[start Raw data]

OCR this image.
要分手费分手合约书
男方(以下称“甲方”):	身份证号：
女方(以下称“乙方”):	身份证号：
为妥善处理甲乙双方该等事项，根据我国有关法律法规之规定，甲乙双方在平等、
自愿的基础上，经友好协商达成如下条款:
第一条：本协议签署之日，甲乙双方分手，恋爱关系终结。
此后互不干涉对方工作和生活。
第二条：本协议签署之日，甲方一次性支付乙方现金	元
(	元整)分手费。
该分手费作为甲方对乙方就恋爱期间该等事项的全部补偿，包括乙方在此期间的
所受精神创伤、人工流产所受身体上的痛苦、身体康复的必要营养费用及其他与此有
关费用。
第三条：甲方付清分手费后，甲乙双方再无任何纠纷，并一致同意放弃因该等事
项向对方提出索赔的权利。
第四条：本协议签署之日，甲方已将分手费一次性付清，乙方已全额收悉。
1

[end Raw data]

Output the records verbatim, from the first line to the last.

OCR this image.
要分手费分手合约书
男方(以下称“甲方”):	身份证号：
女方(以下称“乙方”):	身份证号：
为妥善处理甲乙双方该等事项，根据我国有关法律法规之规定，甲乙双方在平等、
自愿的基础上，经友好协商达成如下条款:
第一条：本协议签署之日，甲乙双方分手，恋爱关系终结。
此后互不干涉对方工作和生活。
第二条：本协议签署之日，甲方一次性支付乙方现金	元
(	元整)分手费。
该分手费作为甲方对乙方就恋爱期间该等事项的全部补偿，包括乙方在此期间的
所受精神创伤、人工流产所受身体上的痛苦、身体康复的必要营养费用及其他与此有
关费用。
第三条：甲方付清分手费后，甲乙双方再无任何纠纷，并一致同意放弃因该等事
项向对方提出索赔的权利。
第四条：本协议签署之日，甲方已将分手费一次性付清，乙方已全额收悉。
1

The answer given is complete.